- **Work to be completed**: Pictures are not part of the copy; repeat everything else in the records exactly.

::: Listed entries :::

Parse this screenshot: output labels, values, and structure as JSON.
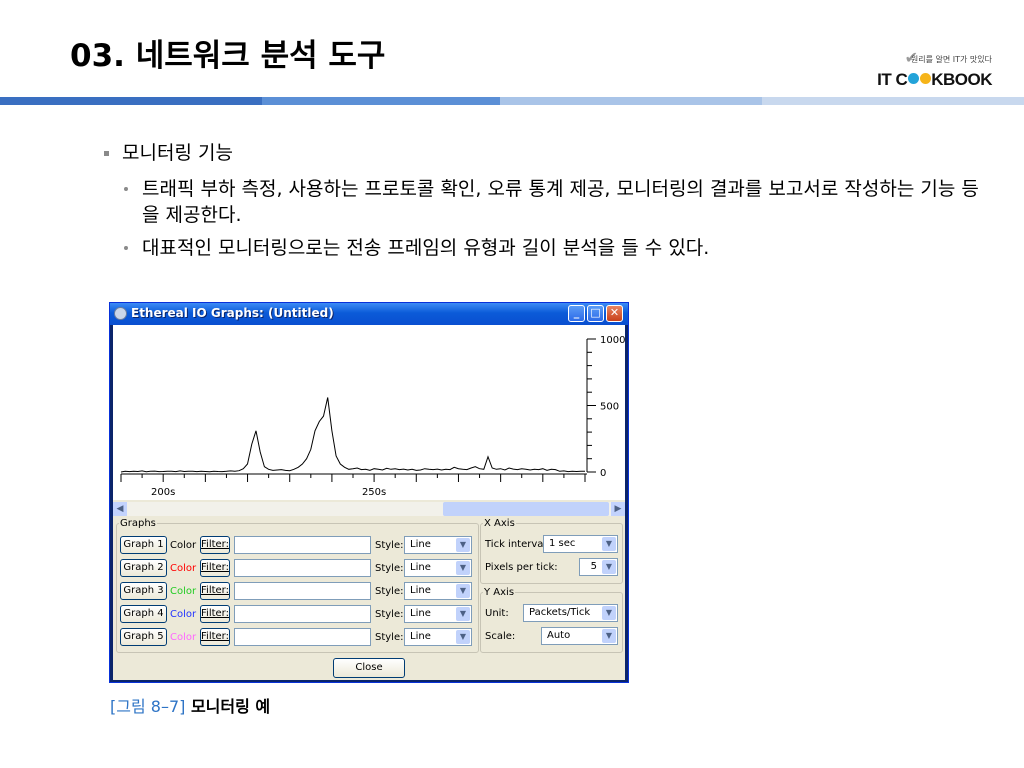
{
  "slide": {
    "title": "03. 네트워크 분석 도구",
    "brand": {
      "tagline": "원리를 알면 IT가 맛있다",
      "logo_text_1": "IT C",
      "logo_text_2": "KBOOK",
      "check_glyph": "✔",
      "dot_colors": [
        "#23a3d9",
        "#f6b419"
      ]
    },
    "band_colors": [
      "#3a6fc1",
      "#5b8fd6",
      "#a9c4e8",
      "#c8d8ee",
      "#dcdcdc"
    ]
  },
  "bullets": {
    "main": "모니터링 기능",
    "subs": [
      "트래픽 부하 측정, 사용하는 프로토콜 확인, 오류 통계 제공, 모니터링의 결과를 보고서로 작성하는 기능 등을 제공한다.",
      "대표적인 모니터링으로는 전송 프레임의 유형과 길이 분석을 들 수 있다."
    ]
  },
  "window": {
    "title": "Ethereal IO Graphs: (Untitled)",
    "controls": {
      "minimize": "_",
      "maximize": "□",
      "close": "✕"
    },
    "graphs_legend": "Graphs",
    "graphs": [
      {
        "button": "Graph 1",
        "color_label": "Color",
        "color": "#000000",
        "filter_button": "Filter:",
        "filter_value": "",
        "style_label": "Style:",
        "style_value": "Line"
      },
      {
        "button": "Graph 2",
        "color_label": "Color",
        "color": "#ff0000",
        "filter_button": "Filter:",
        "filter_value": "",
        "style_label": "Style:",
        "style_value": "Line"
      },
      {
        "button": "Graph 3",
        "color_label": "Color",
        "color": "#22cc22",
        "filter_button": "Filter:",
        "filter_value": "",
        "style_label": "Style:",
        "style_value": "Line"
      },
      {
        "button": "Graph 4",
        "color_label": "Color",
        "color": "#2233ff",
        "filter_button": "Filter:",
        "filter_value": "",
        "style_label": "Style:",
        "style_value": "Line"
      },
      {
        "button": "Graph 5",
        "color_label": "Color",
        "color": "#ff66ff",
        "filter_button": "Filter:",
        "filter_value": "",
        "style_label": "Style:",
        "style_value": "Line"
      }
    ],
    "xaxis": {
      "legend": "X Axis",
      "tick_interval_label": "Tick interval:",
      "tick_interval_value": "1 sec",
      "pixels_label": "Pixels per tick:",
      "pixels_value": "5"
    },
    "yaxis": {
      "legend": "Y Axis",
      "unit_label": "Unit:",
      "unit_value": "Packets/Tick",
      "scale_label": "Scale:",
      "scale_value": "Auto"
    },
    "close_button": "Close"
  },
  "chart_data": {
    "type": "line",
    "x": [
      190,
      191,
      192,
      193,
      194,
      195,
      196,
      197,
      198,
      199,
      200,
      201,
      202,
      203,
      204,
      205,
      206,
      207,
      208,
      209,
      210,
      211,
      212,
      213,
      214,
      215,
      216,
      217,
      218,
      219,
      220,
      221,
      222,
      223,
      224,
      225,
      226,
      227,
      228,
      229,
      230,
      231,
      232,
      233,
      234,
      235,
      236,
      237,
      238,
      239,
      240,
      241,
      242,
      243,
      244,
      245,
      246,
      247,
      248,
      249,
      250,
      251,
      252,
      253,
      254,
      255,
      256,
      257,
      258,
      259,
      260,
      261,
      262,
      263,
      264,
      265,
      266,
      267,
      268,
      269,
      270,
      271,
      272,
      273,
      274,
      275,
      276,
      277,
      278,
      279,
      280,
      281,
      282,
      283,
      284,
      285,
      286,
      287,
      288,
      289,
      290,
      291,
      292,
      293,
      294,
      295,
      296,
      297,
      298,
      299,
      300
    ],
    "series": [
      {
        "values": [
          0,
          5,
          3,
          6,
          4,
          8,
          2,
          5,
          7,
          3,
          4,
          6,
          5,
          3,
          8,
          4,
          6,
          5,
          3,
          5,
          4,
          2,
          6,
          4,
          3,
          5,
          8,
          6,
          10,
          25,
          60,
          210,
          310,
          150,
          40,
          20,
          12,
          15,
          18,
          12,
          10,
          20,
          35,
          60,
          100,
          170,
          310,
          380,
          420,
          560,
          310,
          120,
          60,
          35,
          20,
          25,
          30,
          18,
          20,
          12,
          25,
          20,
          15,
          28,
          20,
          25,
          18,
          22,
          15,
          20,
          12,
          15,
          25,
          20,
          18,
          22,
          15,
          20,
          18,
          35,
          25,
          20,
          18,
          30,
          40,
          25,
          20,
          115,
          30,
          20,
          25,
          15,
          30,
          22,
          18,
          25,
          20,
          15,
          20,
          18,
          25,
          12,
          20,
          18,
          5,
          8,
          3,
          5,
          4,
          6,
          5
        ]
      }
    ],
    "x_ticks": [
      "200s",
      "250s"
    ],
    "x_tick_values": [
      200,
      250
    ],
    "y_ticks": [
      "0",
      "500",
      "1000"
    ],
    "y_tick_values": [
      0,
      500,
      1000
    ],
    "ylim": [
      0,
      1000
    ],
    "xlim": [
      190,
      300
    ]
  },
  "caption": {
    "tag": "[그림 8–7]",
    "text": " 모니터링 예"
  }
}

:::

- **Full output**:
Parse this screenshot: output labels, values, and structure as JSON.
{
  "slide": {
    "title": "03. 네트워크 분석 도구",
    "brand": {
      "tagline": "원리를 알면 IT가 맛있다",
      "logo_text_1": "IT C",
      "logo_text_2": "KBOOK",
      "check_glyph": "✔",
      "dot_colors": [
        "#23a3d9",
        "#f6b419"
      ]
    },
    "band_colors": [
      "#3a6fc1",
      "#5b8fd6",
      "#a9c4e8",
      "#c8d8ee",
      "#dcdcdc"
    ]
  },
  "bullets": {
    "main": "모니터링 기능",
    "subs": [
      "트래픽 부하 측정, 사용하는 프로토콜 확인, 오류 통계 제공, 모니터링의 결과를 보고서로 작성하는 기능 등을 제공한다.",
      "대표적인 모니터링으로는 전송 프레임의 유형과 길이 분석을 들 수 있다."
    ]
  },
  "window": {
    "title": "Ethereal IO Graphs: (Untitled)",
    "controls": {
      "minimize": "_",
      "maximize": "□",
      "close": "✕"
    },
    "graphs_legend": "Graphs",
    "graphs": [
      {
        "button": "Graph 1",
        "color_label": "Color",
        "color": "#000000",
        "filter_button": "Filter:",
        "filter_value": "",
        "style_label": "Style:",
        "style_value": "Line"
      },
      {
        "button": "Graph 2",
        "color_label": "Color",
        "color": "#ff0000",
        "filter_button": "Filter:",
        "filter_value": "",
        "style_label": "Style:",
        "style_value": "Line"
      },
      {
        "button": "Graph 3",
        "color_label": "Color",
        "color": "#22cc22",
        "filter_button": "Filter:",
        "filter_value": "",
        "style_label": "Style:",
        "style_value": "Line"
      },
      {
        "button": "Graph 4",
        "color_label": "Color",
        "color": "#2233ff",
        "filter_button": "Filter:",
        "filter_value": "",
        "style_label": "Style:",
        "style_value": "Line"
      },
      {
        "button": "Graph 5",
        "color_label": "Color",
        "color": "#ff66ff",
        "filter_button": "Filter:",
        "filter_value": "",
        "style_label": "Style:",
        "style_value": "Line"
      }
    ],
    "xaxis": {
      "legend": "X Axis",
      "tick_interval_label": "Tick interval:",
      "tick_interval_value": "1 sec",
      "pixels_label": "Pixels per tick:",
      "pixels_value": "5"
    },
    "yaxis": {
      "legend": "Y Axis",
      "unit_label": "Unit:",
      "unit_value": "Packets/Tick",
      "scale_label": "Scale:",
      "scale_value": "Auto"
    },
    "close_button": "Close"
  },
  "chart_data": {
    "type": "line",
    "x": [
      190,
      191,
      192,
      193,
      194,
      195,
      196,
      197,
      198,
      199,
      200,
      201,
      202,
      203,
      204,
      205,
      206,
      207,
      208,
      209,
      210,
      211,
      212,
      213,
      214,
      215,
      216,
      217,
      218,
      219,
      220,
      221,
      222,
      223,
      224,
      225,
      226,
      227,
      228,
      229,
      230,
      231,
      232,
      233,
      234,
      235,
      236,
      237,
      238,
      239,
      240,
      241,
      242,
      243,
      244,
      245,
      246,
      247,
      248,
      249,
      250,
      251,
      252,
      253,
      254,
      255,
      256,
      257,
      258,
      259,
      260,
      261,
      262,
      263,
      264,
      265,
      266,
      267,
      268,
      269,
      270,
      271,
      272,
      273,
      274,
      275,
      276,
      277,
      278,
      279,
      280,
      281,
      282,
      283,
      284,
      285,
      286,
      287,
      288,
      289,
      290,
      291,
      292,
      293,
      294,
      295,
      296,
      297,
      298,
      299,
      300
    ],
    "series": [
      {
        "values": [
          0,
          5,
          3,
          6,
          4,
          8,
          2,
          5,
          7,
          3,
          4,
          6,
          5,
          3,
          8,
          4,
          6,
          5,
          3,
          5,
          4,
          2,
          6,
          4,
          3,
          5,
          8,
          6,
          10,
          25,
          60,
          210,
          310,
          150,
          40,
          20,
          12,
          15,
          18,
          12,
          10,
          20,
          35,
          60,
          100,
          170,
          310,
          380,
          420,
          560,
          310,
          120,
          60,
          35,
          20,
          25,
          30,
          18,
          20,
          12,
          25,
          20,
          15,
          28,
          20,
          25,
          18,
          22,
          15,
          20,
          12,
          15,
          25,
          20,
          18,
          22,
          15,
          20,
          18,
          35,
          25,
          20,
          18,
          30,
          40,
          25,
          20,
          115,
          30,
          20,
          25,
          15,
          30,
          22,
          18,
          25,
          20,
          15,
          20,
          18,
          25,
          12,
          20,
          18,
          5,
          8,
          3,
          5,
          4,
          6,
          5
        ]
      }
    ],
    "x_ticks": [
      "200s",
      "250s"
    ],
    "x_tick_values": [
      200,
      250
    ],
    "y_ticks": [
      "0",
      "500",
      "1000"
    ],
    "y_tick_values": [
      0,
      500,
      1000
    ],
    "ylim": [
      0,
      1000
    ],
    "xlim": [
      190,
      300
    ]
  },
  "caption": {
    "tag": "[그림 8–7]",
    "text": " 모니터링 예"
  }
}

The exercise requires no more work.